▶ [Given instruction 1]: Rewrite the student accommodation text from "A particular worry" to "stated the Minister.", replacing "beds" with "bed spaces".

▶ [Text extract]:

A particular worry revolving the lack of beds is the effect it will have within rural-based universities and Technical and Vocational Education and Training (TVET) colleges.

The shocking revelation came during the Minister's annual speech regarding the tertiary education sector's state of readiness before institutions of higher learning reopen for the academic year. 

To address the problem of the beds shortage, the Department of Higher Education and Training (DHET) and its entity, the National Student Financial Aid Scheme (NSFAS), will "employ the allocated budget for infrastructure and student accommodation to partner with investors and property developers, to stimulate the rapid construction of university residences in a manner that will enable the state to eventually own and control these assets", stated the Minister.

Student accommodation has been a long-standing issue within the higher education sector.

A multitude of complaints have been received over the years, including the struggle to secure accommodation in the first place due to overcrowded spaces, accommodation that is not within close enough range to a university or college's campus, poor infrastructure of the accommodation facilities, and the compromised safety on and off campuses. 

The shortage of decent student accommodation leaves students to pay the price, by exposing them to immense vulnerabilities, such as serious crimes and Gender-Based Violence (GBV).

The gloomy conditions students find themselves living in have made their university experience unbearable; conditions they have been living in for most of their study period. The students have said that not only was their accommodation uncomfortable, but it has also affected their ability to study.

Nzimande added that while NSFAS processes are still underway, all institutions will apply their own existing processes when it comes to allocating student accommodation; this includes both universities and TVET colleges.

The new reforms by NSFAS, will not apply in this current registration period. NSFAS will give institutions three months’ notice prior to the implementation of the new accommodation dispensation.

NSFAS has opened the new student accommodation portal on 9 December, 2022 and 44 Accreditation Agents were appointed to start with the accreditation of accommodation.

Since the opening of the portal, there have been 1120 accommodation providers that have applied on the site, with 574 272 beds listed. Nzimande has urged institutions and private accomodation providers to continue to apply for accreditation in the NSFAS-portal.

▶ [Information provided]:
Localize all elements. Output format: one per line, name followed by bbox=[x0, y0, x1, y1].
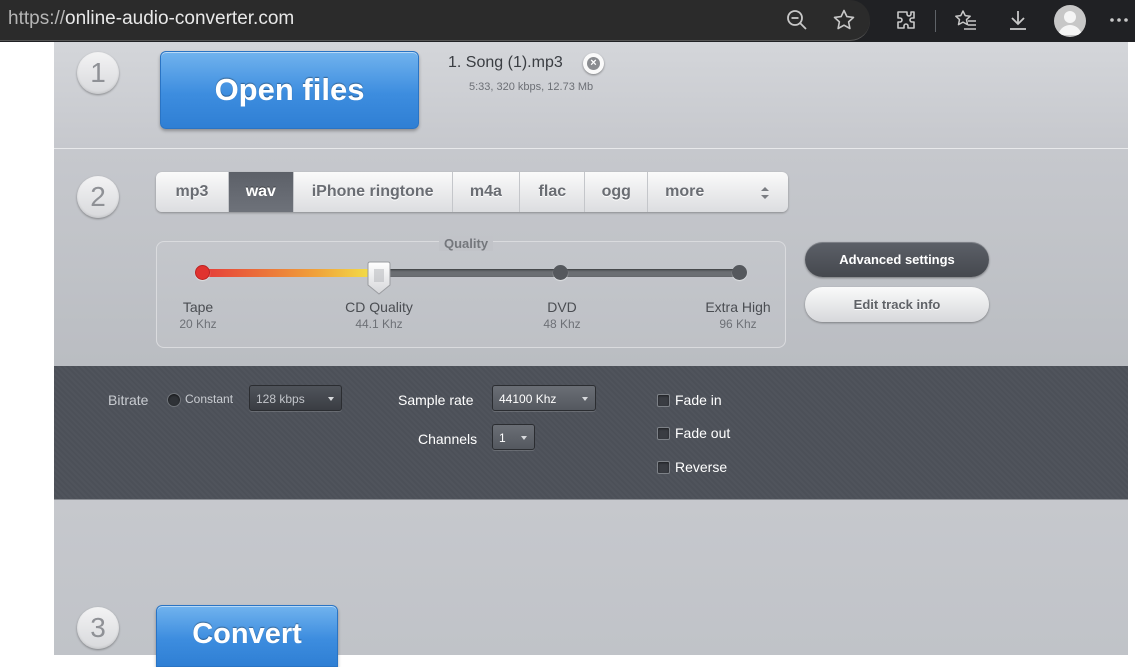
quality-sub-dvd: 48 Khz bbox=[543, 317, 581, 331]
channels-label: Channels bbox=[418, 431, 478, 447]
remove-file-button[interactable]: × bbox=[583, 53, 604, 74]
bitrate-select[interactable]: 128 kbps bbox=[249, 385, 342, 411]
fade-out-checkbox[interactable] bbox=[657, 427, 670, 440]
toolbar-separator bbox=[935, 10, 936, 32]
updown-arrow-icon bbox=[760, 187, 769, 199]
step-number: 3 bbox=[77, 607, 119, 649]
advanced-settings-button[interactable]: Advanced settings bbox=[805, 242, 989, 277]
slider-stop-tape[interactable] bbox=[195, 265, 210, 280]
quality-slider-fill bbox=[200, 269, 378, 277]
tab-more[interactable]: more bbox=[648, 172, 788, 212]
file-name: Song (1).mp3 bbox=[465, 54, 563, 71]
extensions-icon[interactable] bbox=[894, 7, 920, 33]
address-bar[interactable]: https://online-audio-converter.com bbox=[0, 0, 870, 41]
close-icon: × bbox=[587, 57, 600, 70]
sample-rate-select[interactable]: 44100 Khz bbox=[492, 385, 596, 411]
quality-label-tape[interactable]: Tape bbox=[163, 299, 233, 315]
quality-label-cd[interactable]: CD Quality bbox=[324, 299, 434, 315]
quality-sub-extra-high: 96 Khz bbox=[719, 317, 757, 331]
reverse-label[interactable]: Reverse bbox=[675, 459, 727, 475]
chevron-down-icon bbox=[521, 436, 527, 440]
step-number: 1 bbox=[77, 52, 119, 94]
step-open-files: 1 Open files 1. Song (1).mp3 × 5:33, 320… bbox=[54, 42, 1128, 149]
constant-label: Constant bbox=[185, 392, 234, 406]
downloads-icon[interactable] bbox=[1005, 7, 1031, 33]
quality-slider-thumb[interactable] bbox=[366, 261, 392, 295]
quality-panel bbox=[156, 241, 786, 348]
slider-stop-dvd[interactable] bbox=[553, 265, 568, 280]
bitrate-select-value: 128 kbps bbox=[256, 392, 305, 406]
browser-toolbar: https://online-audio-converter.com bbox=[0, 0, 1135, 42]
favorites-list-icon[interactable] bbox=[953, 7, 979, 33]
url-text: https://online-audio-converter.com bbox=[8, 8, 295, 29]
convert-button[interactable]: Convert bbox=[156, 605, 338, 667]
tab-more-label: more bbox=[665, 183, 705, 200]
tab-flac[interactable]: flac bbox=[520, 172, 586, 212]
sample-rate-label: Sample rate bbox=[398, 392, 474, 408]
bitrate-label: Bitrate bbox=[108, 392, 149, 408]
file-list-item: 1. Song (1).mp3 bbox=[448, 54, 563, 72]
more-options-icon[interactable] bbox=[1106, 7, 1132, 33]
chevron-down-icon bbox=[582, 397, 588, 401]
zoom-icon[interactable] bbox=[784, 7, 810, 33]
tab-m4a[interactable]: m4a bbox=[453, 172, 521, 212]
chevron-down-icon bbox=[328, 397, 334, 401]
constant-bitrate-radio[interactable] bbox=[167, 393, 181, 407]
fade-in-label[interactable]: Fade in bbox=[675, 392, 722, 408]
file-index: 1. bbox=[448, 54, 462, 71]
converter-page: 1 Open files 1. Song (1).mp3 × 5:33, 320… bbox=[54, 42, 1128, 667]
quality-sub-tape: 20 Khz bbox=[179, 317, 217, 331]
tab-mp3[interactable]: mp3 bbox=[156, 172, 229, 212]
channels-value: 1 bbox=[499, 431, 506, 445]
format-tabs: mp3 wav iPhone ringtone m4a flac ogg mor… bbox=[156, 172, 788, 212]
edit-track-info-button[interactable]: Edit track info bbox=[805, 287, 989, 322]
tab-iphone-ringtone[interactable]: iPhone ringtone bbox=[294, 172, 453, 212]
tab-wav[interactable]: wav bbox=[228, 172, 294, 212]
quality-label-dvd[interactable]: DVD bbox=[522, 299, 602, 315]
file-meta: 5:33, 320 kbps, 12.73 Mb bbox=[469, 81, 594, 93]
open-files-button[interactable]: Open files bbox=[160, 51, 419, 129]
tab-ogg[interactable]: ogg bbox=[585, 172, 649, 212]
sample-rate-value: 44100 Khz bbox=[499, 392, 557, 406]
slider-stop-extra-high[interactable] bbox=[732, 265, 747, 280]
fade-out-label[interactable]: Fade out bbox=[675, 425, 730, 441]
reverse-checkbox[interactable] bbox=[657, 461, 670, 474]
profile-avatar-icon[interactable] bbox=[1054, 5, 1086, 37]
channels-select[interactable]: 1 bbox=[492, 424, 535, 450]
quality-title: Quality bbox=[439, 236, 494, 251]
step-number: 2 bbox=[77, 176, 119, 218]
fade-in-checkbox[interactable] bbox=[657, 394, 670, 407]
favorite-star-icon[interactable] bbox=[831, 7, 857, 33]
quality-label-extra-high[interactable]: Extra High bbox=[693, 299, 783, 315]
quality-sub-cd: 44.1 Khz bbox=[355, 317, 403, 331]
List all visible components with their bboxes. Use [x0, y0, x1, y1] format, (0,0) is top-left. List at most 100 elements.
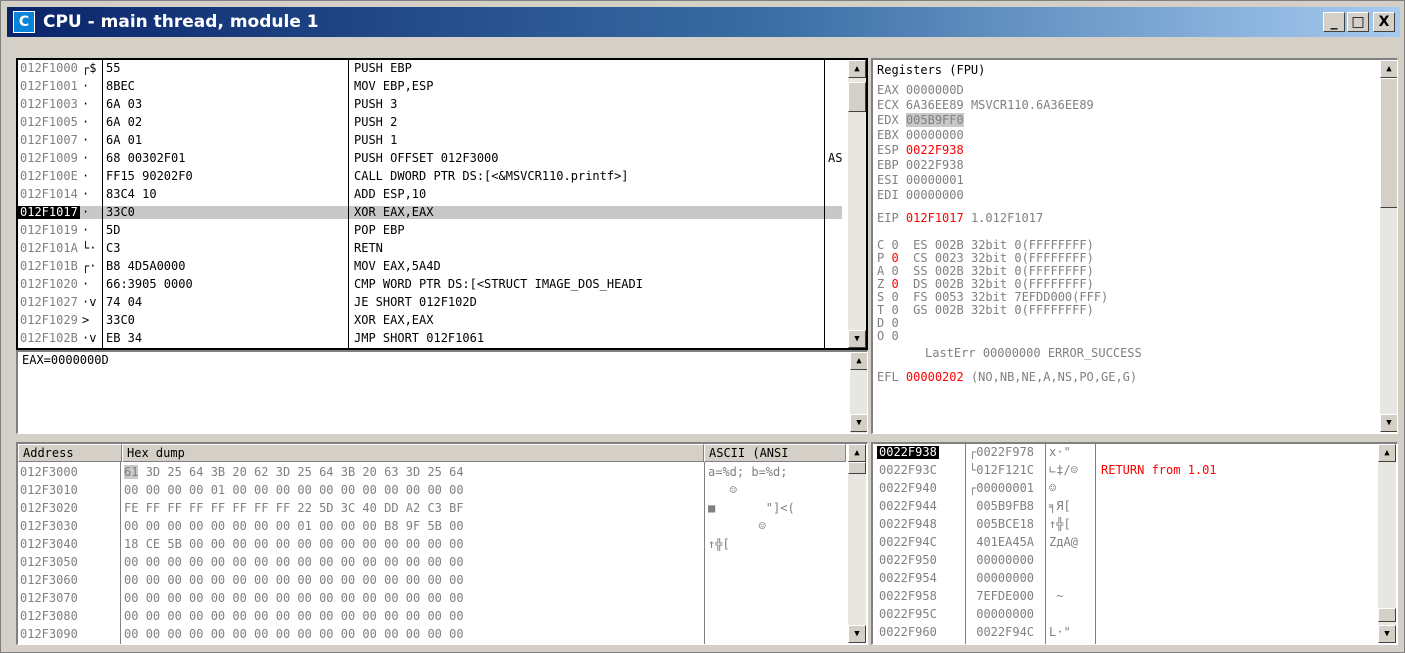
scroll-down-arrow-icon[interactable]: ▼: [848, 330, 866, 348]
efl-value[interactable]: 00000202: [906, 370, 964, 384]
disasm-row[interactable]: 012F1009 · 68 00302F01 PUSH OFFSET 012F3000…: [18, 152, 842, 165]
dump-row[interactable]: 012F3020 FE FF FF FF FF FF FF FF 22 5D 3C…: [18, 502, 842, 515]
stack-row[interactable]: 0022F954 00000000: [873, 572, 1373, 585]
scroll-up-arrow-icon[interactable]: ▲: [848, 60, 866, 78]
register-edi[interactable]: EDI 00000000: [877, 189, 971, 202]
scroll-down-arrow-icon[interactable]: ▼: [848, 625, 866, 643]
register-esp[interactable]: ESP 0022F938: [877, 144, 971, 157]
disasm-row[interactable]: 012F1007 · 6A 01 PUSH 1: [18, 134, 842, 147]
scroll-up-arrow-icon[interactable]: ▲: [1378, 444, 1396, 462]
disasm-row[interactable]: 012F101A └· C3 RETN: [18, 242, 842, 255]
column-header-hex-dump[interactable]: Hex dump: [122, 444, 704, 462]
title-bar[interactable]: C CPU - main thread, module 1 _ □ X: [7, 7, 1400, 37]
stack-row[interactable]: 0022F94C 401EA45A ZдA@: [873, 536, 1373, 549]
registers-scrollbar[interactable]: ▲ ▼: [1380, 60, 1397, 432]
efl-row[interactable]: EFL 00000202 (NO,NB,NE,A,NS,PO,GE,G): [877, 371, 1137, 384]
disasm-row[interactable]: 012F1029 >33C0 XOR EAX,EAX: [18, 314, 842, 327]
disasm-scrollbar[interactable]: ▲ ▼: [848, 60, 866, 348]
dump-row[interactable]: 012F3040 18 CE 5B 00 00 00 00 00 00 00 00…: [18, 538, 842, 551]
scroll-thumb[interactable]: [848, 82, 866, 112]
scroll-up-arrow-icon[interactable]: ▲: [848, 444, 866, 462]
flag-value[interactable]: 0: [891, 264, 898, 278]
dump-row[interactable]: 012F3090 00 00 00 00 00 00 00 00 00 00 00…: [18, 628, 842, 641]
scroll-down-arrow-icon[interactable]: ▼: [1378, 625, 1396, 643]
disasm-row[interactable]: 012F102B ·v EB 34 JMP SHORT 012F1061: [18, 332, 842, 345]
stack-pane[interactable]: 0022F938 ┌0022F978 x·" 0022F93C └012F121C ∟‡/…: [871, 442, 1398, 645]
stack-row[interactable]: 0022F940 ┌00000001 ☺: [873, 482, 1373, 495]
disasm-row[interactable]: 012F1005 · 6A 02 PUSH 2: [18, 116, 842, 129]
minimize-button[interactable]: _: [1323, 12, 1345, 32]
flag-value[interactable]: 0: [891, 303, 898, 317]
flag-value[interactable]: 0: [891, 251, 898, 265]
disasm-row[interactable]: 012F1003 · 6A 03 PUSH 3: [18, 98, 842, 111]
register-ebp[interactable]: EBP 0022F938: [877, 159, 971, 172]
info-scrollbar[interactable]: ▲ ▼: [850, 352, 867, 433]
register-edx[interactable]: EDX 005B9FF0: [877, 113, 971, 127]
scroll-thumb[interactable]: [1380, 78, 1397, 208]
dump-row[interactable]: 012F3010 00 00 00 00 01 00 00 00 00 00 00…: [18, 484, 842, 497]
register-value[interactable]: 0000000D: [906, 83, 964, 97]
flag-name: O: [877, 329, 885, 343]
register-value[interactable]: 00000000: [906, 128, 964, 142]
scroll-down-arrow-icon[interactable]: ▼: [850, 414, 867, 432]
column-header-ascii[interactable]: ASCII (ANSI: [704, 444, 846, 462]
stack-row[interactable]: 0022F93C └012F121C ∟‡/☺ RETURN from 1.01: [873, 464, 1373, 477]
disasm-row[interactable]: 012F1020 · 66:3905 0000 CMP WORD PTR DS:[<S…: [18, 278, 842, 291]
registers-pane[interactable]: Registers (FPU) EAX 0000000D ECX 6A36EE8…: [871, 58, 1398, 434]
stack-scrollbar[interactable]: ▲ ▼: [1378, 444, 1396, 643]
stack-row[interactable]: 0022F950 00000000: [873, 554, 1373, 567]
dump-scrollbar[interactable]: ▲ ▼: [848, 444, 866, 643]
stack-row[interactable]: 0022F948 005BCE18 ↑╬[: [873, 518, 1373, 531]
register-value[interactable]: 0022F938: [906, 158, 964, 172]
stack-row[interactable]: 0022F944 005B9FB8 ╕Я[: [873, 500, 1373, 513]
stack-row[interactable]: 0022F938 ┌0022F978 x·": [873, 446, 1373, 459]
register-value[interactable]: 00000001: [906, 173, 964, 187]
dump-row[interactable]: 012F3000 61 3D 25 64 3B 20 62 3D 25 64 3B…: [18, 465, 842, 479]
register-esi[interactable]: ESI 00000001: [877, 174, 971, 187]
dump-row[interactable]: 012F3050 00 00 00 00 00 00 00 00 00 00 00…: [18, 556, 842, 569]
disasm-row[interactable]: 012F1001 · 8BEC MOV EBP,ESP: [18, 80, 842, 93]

▶ [Given instruction 2]: Pick out and copy every row that contains the string "disasm".

▶ [Exercise result 1]:
A particular worry revolving the lack of bed spaces is the effect it will have within rural-based universities and Technical and Vocational Education and Training (TVET) colleges.

The shocking revelation came during the Minister's annual speech regarding the tertiary education sector's state of readiness before institutions of higher learning reopen for the academic year. 

To address the problem of the bed spaces shortage, the Department of Higher Education and Training (DHET) and its entity, the National Student Financial Aid Scheme (NSFAS), will "employ the allocated budget for infrastructure and student accommodation to partner with investors and property developers, to stimulate the rapid construction of university residences in a manner that will enable the state to eventually own and control these assets", stated the Minister.

▶ [Exercise result 2]:
disasm-row[interactable]: 012F1009 · 68 00302F01 PUSH OFFSET 012F3000…: [18, 152, 842, 165]
disasm-row[interactable]: 012F1007 · 6A 01 PUSH 1: [18, 134, 842, 147]
disasm-row[interactable]: 012F101A └· C3 RETN: [18, 242, 842, 255]
disasm-row[interactable]: 012F1029 >33C0 XOR EAX,EAX: [18, 314, 842, 327]
disasm-scrollbar[interactable]: ▲ ▼: [848, 60, 866, 348]
disasm-row[interactable]: 012F102B ·v EB 34 JMP SHORT 012F1061: [18, 332, 842, 345]
disasm-row[interactable]: 012F1005 · 6A 02 PUSH 2: [18, 116, 842, 129]
disasm-row[interactable]: 012F1003 · 6A 03 PUSH 3: [18, 98, 842, 111]
disasm-row[interactable]: 012F1020 · 66:3905 0000 CMP WORD PTR DS:[<S…: [18, 278, 842, 291]
disasm-row[interactable]: 012F1001 · 8BEC MOV EBP,ESP: [18, 80, 842, 93]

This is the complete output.